Problem statement — Exactly as written, please set down all of the entries again, with no pictures.

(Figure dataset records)
☆ ☆ ☆ ☆ ☆
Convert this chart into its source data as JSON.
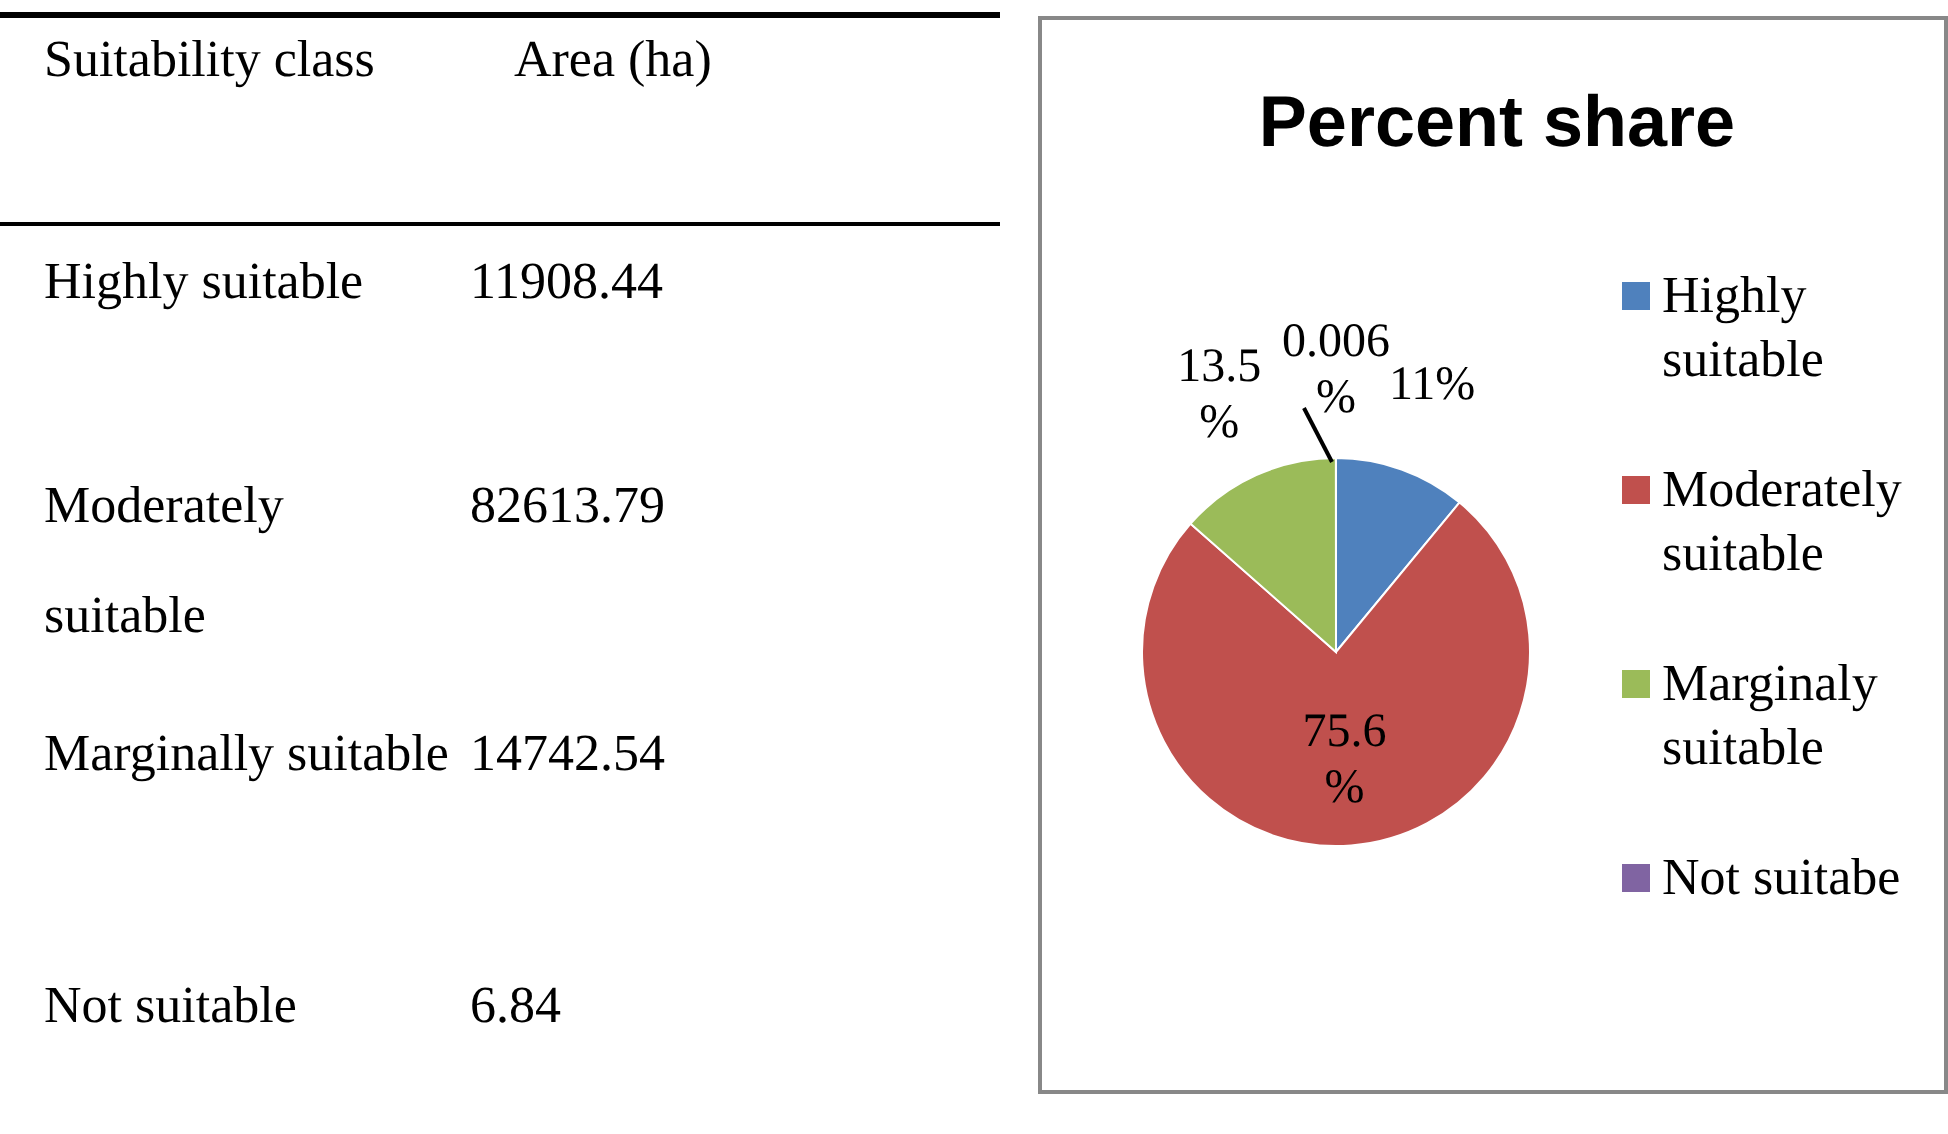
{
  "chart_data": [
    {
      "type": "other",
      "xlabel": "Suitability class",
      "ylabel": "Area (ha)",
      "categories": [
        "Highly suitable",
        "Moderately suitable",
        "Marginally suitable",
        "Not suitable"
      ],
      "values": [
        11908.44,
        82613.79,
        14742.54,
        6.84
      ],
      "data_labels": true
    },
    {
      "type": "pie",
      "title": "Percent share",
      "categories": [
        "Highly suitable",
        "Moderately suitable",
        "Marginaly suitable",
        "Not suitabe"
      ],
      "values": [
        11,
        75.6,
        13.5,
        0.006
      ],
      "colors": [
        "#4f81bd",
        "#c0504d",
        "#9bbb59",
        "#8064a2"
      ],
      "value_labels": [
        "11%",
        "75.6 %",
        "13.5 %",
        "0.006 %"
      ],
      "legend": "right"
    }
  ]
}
☆ ☆ ☆ ☆ ☆
Task solution —
Convert this chart into its source data as JSON.
{
  "chart_data": [
    {
      "type": "other",
      "xlabel": "Suitability class",
      "ylabel": "Area (ha)",
      "categories": [
        "Highly suitable",
        "Moderately suitable",
        "Marginally suitable",
        "Not suitable"
      ],
      "values": [
        11908.44,
        82613.79,
        14742.54,
        6.84
      ],
      "data_labels": true
    },
    {
      "type": "pie",
      "title": "Percent share",
      "categories": [
        "Highly suitable",
        "Moderately suitable",
        "Marginaly suitable",
        "Not suitabe"
      ],
      "values": [
        11,
        75.6,
        13.5,
        0.006
      ],
      "colors": [
        "#4f81bd",
        "#c0504d",
        "#9bbb59",
        "#8064a2"
      ],
      "value_labels": [
        "11%",
        "75.6 %",
        "13.5 %",
        "0.006 %"
      ],
      "legend": "right"
    }
  ]
}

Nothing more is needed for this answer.